■ Exercício proposto 1: Selecione todas as linhas das entradas em que aparece a palavra "item".

■ Excerto:
>>>

11- Em 19/02/2014, EAS instaurou embargos de terceiro por apenso à execução especial por alimentos (Proc. 1988/04.8TMLSB, apenso E) que correu como apendo F, invocando que a fracção “J” é de sua propriedade e, em consequência, se ordene o levantamento da penhora sobre essa fracção “J”.
12- O EAS veio a falecer na pendência dos embargos de terceiro, sendo habilitado o seu filho EAGS, para com ele prosseguir os embargos de terceiro.
13- Por sentença de 03/09/2018, os embargos de terceiro foram julgados improcedentes, decisão transitada em julgado.
*** 3- A Questões Enunciadas.
3.1- A Nulidade da Decisão.
O apelante invoca que a sentença que deferiu o incidente de intervenção principal de EAGS é nula, nos termos do art.º 615º nº 1, al. d), por ignorou a pronúncia do ora apelante sobre o incidente de intervenção principal e as questões que nessa pronúncia se levantavam.
Será a decisão nula nos termos do art.º 615º nº 1, al. d) do CPC?

<<<

■ Exercício proposto 2: Imprima sem alterações a passagem do excerto que vai de "12- O EAS veio" a "transitada em julgado.".

■ Dados de trabalho:
>>>

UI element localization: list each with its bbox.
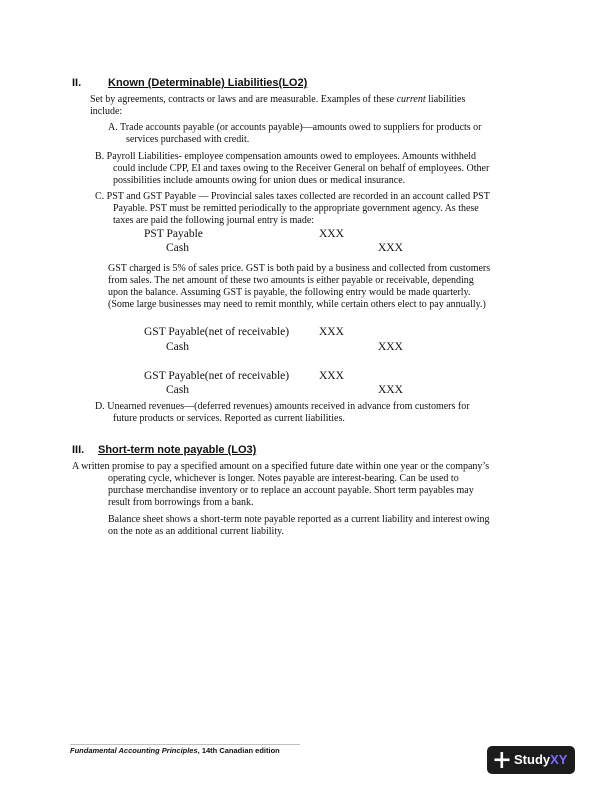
gst-text: GST charged is 5% of sales price. GST is both paid by a business and collected from customers [108,263,491,274]
plus-icon [494,751,510,769]
logo-text: StudyXY [514,752,568,767]
journal-debit-amount: XXX [319,228,344,240]
journal-credit-account: Cash [166,384,189,396]
section-number: II. [72,77,82,89]
journal-debit-account: GST Payable(net of receivable) [144,370,290,382]
list-item: Payable. PST must be remitted periodically to the appropriate government agency. As these [113,203,479,214]
gst-text: from sales. The net amount of these two amounts is either payable or receivable, depending [108,275,474,286]
section-heading: Known (Determinable) Liabilities(LO2) [108,77,308,89]
list-item: taxes are paid the following journal entry is made: [113,215,315,226]
journal-debit-account: GST Payable(net of receivable) [144,326,290,338]
paragraph-text: Balance sheet shows a short-term note payable reported as a current liability and interest owing [108,514,490,525]
section-number: III. [72,444,85,456]
studyxy-logo [487,746,575,774]
list-item: A. Trade accounts payable (or accounts payable)—amounts owed to suppliers for products or [108,122,482,133]
gst-text: upon the balance. Assuming GST is payable, the following entry would be made quarterly. [108,287,471,298]
paragraph-text: A written promise to pay a specified amount on a specified future date within one year or the company’s [72,461,490,472]
list-item: future products or services. Reported as current liabilities. [113,413,345,424]
journal-debit-amount: XXX [319,326,344,338]
intro-text: Set by agreements, contracts or laws and are measurable. Examples of these current liabilities [90,94,466,105]
paragraph-text: result from borrowings from a bank. [108,497,254,508]
journal-credit-account: Cash [166,242,189,254]
section-heading: Short-term note payable (LO3) [98,444,257,456]
list-item: possibilities include amounts owing for union dues or medical insurance. [113,175,406,186]
journal-credit-amount: XXX [378,341,403,353]
list-item: B. Payroll Liabilities- employee compensation amounts owed to employees. Amounts withheld [95,151,477,162]
list-item: could include CPP, EI and taxes owing to the Receiver General on behalf of employees. Other [113,163,490,174]
paragraph-text: operating cycle, whichever is longer. Notes payable are interest-bearing. Can be used to [108,473,459,484]
list-item: C. PST and GST Payable — Provincial sales taxes collected are recorded in an account called PST [95,191,490,202]
gst-text: (Some large businesses may need to remit monthly, while certain others elect to pay annually.) [108,299,486,310]
journal-credit-amount: XXX [378,384,403,396]
footer-divider [70,744,300,745]
paragraph-text: purchase merchandise inventory or to replace an account payable. Short term payables may [108,485,474,496]
journal-debit-account: PST Payable [144,228,203,240]
journal-debit-amount: XXX [319,370,344,382]
journal-credit-amount: XXX [378,242,403,254]
paragraph-text: on the note as an additional current liability. [108,526,284,537]
list-item: D. Unearned revenues—(deferred revenues) amounts received in advance from customers for [95,401,470,412]
footer-citation: Fundamental Accounting Principles, 14th Canadian edition [70,746,280,755]
list-item: services purchased with credit. [126,134,250,145]
journal-credit-account: Cash [166,341,189,353]
intro-text: include: [90,106,123,117]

<<<

■ Resultado final 1:
list-item: Payable. PST must be remitted periodically to the appropriate government agency. As these [113,203,479,214]
list-item: taxes are paid the following journal entry is made: [113,215,315,226]
list-item: A. Trade accounts payable (or accounts payable)—amounts owed to suppliers for products or [108,122,482,133]
list-item: future products or services. Reported as current liabilities. [113,413,345,424]
list-item: possibilities include amounts owing for union dues or medical insurance. [113,175,406,186]
list-item: B. Payroll Liabilities- employee compensation amounts owed to employees. Amounts withheld [95,151,477,162]
list-item: could include CPP, EI and taxes owing to the Receiver General on behalf of employees. Other [113,163,490,174]
list-item: C. PST and GST Payable — Provincial sales taxes collected are recorded in an account called PST [95,191,490,202]
list-item: D. Unearned revenues—(deferred revenues) amounts received in advance from customers for [95,401,470,412]
list-item: services purchased with credit. [126,134,250,145]

■ Resultado final 2:
12- O EAS veio a falecer na pendência dos embargos de terceiro, sendo habilitado o seu filho EAGS, para com ele prosseguir os embargos de terceiro.
13- Por sentença de 03/09/2018, os embargos de terceiro foram julgados improcedentes, decisão transitada em julgado.